■ **What this task involves**
Wherever the string "Employees" appears, copy the whole line.

■ **Records provided**
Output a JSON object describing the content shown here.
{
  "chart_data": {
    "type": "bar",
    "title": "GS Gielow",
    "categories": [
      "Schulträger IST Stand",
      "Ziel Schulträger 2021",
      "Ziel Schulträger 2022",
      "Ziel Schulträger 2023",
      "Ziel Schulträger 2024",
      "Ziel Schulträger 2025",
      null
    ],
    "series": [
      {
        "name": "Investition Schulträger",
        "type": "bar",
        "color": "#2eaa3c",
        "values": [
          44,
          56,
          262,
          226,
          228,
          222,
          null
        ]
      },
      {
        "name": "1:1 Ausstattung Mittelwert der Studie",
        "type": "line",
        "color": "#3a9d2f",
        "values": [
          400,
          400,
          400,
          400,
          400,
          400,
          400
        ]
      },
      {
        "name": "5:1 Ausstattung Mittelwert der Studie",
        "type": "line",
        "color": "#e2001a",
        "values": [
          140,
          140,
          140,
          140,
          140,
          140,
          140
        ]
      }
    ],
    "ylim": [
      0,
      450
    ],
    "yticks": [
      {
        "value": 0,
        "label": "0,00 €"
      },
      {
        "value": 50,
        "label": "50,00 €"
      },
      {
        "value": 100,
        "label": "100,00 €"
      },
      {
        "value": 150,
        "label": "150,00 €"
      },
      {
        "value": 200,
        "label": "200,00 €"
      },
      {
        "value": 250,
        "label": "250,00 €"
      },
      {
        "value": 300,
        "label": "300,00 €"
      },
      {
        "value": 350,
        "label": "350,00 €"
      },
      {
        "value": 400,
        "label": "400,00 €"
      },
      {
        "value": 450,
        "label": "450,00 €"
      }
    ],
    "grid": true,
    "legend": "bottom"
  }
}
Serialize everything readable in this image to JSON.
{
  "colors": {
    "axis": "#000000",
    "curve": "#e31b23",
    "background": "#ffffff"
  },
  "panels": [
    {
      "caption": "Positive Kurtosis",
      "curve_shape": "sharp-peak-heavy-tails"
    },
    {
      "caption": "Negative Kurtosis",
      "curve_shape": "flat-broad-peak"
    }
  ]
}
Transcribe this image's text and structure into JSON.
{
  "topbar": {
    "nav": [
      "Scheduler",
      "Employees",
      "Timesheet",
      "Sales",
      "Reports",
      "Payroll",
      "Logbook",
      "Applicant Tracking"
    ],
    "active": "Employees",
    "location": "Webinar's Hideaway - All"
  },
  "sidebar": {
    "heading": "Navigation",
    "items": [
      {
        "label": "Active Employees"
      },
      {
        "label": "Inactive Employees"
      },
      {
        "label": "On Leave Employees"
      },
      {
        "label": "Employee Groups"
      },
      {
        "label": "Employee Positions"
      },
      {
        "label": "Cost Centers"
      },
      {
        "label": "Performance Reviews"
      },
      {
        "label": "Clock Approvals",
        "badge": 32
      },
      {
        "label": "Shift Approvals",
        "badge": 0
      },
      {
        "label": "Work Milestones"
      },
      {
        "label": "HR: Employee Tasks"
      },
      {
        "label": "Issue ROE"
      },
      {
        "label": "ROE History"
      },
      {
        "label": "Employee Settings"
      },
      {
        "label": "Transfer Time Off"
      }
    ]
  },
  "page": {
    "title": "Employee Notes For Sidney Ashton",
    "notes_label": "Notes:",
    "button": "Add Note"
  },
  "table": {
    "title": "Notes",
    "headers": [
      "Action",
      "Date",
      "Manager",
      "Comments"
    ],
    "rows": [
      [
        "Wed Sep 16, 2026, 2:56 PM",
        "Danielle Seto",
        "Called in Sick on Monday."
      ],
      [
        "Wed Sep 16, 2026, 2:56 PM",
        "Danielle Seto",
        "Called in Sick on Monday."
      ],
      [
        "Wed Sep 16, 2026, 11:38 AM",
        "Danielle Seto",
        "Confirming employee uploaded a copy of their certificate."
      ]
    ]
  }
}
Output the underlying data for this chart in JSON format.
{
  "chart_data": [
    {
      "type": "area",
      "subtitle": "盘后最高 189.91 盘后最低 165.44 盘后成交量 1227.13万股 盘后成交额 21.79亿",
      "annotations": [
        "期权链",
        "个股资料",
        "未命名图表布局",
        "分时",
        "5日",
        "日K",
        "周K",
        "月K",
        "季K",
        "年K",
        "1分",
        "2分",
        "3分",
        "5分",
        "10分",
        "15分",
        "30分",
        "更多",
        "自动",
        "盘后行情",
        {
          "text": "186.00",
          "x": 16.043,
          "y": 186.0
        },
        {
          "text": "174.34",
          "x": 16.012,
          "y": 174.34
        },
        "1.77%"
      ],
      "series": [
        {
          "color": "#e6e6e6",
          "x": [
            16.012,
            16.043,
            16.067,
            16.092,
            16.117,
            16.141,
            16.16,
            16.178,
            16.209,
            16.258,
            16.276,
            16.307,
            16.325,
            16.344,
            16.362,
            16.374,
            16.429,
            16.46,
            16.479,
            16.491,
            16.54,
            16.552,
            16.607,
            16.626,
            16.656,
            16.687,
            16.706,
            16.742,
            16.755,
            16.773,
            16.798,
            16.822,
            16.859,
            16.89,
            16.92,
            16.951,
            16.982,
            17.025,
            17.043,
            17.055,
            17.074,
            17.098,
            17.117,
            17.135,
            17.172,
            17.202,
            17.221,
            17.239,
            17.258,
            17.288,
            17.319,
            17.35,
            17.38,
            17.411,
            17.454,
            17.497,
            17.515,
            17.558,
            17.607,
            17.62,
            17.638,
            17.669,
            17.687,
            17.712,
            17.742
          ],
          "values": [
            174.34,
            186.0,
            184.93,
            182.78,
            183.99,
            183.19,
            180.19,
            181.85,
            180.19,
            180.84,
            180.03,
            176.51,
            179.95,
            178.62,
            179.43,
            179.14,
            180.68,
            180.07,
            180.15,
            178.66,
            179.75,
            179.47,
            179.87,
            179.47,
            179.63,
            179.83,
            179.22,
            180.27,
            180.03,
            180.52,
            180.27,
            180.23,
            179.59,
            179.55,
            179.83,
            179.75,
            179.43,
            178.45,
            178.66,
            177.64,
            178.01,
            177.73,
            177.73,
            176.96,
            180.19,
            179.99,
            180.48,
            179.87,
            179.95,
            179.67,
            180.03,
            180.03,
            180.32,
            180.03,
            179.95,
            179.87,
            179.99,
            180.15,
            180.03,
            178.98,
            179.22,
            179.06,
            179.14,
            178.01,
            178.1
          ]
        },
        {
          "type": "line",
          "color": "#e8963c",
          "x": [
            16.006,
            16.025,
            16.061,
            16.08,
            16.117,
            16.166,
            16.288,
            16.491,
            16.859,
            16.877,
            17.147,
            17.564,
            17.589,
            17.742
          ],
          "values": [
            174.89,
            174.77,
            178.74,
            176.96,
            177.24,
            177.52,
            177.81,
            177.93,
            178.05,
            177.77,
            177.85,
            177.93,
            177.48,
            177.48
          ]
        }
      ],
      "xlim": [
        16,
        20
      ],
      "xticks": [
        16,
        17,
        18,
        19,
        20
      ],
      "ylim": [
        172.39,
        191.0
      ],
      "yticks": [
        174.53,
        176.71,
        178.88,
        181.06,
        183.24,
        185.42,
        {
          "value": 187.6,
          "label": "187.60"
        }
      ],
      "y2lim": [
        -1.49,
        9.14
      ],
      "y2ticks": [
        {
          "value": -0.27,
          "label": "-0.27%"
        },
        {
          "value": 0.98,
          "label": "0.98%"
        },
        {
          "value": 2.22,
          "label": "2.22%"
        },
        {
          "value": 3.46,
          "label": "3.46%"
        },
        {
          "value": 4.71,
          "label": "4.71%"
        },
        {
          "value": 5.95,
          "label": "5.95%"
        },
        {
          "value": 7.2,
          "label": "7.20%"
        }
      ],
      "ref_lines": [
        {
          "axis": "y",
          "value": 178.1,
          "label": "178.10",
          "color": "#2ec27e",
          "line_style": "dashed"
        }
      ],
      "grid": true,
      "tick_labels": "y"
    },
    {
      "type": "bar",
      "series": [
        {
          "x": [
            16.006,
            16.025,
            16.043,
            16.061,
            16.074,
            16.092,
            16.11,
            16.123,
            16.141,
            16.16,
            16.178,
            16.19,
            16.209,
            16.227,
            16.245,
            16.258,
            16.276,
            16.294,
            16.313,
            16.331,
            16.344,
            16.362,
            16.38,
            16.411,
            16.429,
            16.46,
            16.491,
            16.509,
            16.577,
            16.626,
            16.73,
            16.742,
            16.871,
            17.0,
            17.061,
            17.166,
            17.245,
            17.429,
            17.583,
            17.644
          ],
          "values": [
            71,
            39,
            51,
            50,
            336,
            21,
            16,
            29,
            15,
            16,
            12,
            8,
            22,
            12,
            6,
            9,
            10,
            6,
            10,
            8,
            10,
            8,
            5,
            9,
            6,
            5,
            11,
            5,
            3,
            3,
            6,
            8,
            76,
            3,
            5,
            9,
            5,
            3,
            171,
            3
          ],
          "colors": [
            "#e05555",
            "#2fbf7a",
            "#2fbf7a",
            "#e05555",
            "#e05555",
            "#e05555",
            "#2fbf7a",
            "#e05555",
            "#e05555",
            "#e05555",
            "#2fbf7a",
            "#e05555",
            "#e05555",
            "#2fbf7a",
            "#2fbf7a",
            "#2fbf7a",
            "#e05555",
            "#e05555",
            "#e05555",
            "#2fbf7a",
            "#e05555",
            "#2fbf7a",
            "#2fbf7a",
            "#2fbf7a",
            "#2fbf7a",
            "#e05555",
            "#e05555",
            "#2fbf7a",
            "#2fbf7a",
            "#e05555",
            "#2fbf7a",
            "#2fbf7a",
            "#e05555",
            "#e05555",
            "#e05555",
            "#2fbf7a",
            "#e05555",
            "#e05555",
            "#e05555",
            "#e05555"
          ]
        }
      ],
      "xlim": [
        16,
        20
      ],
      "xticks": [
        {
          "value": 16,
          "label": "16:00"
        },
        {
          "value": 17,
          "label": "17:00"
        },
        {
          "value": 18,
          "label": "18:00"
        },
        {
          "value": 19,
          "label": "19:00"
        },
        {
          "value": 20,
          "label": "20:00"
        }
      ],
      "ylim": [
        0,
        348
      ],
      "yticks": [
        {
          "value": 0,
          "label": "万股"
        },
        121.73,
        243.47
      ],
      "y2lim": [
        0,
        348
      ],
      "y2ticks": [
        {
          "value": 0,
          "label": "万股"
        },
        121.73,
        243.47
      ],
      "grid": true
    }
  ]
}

■ **Result**
      "Employees",
    "active": "Employees",
        "label": "Active Employees"
        "label": "Inactive Employees"
        "label": "On Leave Employees"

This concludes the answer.